* [WHAT IS EXPECTED]:
Review the material line by line. Identify and copy every line that contains the string "Weinkarte".

Stored data entries
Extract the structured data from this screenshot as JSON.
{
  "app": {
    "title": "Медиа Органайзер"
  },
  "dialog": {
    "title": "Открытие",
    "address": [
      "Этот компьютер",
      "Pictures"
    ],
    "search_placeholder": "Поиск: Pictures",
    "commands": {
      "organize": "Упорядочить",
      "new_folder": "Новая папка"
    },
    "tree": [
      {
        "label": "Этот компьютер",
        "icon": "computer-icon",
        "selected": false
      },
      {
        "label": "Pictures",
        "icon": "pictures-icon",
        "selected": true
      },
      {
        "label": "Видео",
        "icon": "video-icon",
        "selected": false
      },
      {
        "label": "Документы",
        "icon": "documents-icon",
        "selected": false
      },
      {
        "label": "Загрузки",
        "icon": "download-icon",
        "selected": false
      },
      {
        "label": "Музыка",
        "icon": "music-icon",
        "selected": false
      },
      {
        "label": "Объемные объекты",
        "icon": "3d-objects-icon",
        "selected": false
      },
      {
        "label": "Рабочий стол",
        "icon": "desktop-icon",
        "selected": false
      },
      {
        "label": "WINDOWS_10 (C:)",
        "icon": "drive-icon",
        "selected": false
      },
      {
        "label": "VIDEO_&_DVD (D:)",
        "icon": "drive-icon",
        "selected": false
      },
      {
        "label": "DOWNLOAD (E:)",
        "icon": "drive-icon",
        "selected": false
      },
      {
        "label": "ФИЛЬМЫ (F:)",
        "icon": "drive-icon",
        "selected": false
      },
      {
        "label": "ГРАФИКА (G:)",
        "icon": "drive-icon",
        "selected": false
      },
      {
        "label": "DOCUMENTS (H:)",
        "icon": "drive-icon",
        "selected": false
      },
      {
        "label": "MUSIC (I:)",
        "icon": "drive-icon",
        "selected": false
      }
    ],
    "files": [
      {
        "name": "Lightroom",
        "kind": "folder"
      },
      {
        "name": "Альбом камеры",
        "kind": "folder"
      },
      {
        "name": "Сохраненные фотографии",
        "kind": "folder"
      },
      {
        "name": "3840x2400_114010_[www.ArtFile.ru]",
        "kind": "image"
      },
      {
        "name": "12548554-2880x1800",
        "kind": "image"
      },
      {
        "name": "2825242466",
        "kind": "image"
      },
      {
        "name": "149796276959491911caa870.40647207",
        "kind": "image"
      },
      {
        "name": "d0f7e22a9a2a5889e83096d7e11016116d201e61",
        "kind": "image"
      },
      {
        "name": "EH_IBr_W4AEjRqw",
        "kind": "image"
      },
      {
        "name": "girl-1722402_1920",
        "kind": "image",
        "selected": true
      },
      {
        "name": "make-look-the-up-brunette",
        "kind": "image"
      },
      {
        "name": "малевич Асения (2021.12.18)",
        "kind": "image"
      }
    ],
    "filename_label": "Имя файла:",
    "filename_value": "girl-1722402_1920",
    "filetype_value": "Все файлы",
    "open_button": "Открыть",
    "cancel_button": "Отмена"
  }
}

* * *

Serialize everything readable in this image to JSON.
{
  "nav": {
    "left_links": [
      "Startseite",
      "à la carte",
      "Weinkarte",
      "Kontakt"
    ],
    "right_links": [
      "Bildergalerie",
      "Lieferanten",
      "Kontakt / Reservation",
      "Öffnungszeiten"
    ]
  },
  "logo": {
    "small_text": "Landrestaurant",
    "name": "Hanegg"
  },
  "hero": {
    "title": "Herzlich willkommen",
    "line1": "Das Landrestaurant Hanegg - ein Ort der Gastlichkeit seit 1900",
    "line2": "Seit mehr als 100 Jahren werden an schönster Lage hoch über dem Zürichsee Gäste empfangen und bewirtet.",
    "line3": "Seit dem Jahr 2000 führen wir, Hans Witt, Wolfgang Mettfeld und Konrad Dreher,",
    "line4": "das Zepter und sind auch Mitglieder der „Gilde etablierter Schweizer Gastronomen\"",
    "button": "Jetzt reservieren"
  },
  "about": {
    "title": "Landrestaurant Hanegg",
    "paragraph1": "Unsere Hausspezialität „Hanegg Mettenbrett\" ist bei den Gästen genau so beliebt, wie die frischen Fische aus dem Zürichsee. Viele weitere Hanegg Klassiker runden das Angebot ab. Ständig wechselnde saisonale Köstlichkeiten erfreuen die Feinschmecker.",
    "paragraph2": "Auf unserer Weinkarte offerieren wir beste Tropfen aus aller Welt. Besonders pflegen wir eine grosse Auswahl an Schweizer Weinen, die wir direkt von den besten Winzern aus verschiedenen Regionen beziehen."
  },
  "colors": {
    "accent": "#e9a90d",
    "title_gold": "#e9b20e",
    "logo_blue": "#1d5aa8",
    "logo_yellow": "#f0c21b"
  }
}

* [WRITTEN SOLUTION]:
      "Weinkarte",
    "paragraph2": "Auf unserer Weinkarte offerieren wir beste Tropfen aus aller Welt. Besonders pflegen wir eine grosse Auswahl an Schweizer Weinen, die wir direkt von den besten Winzern aus verschiedenen Regionen beziehen."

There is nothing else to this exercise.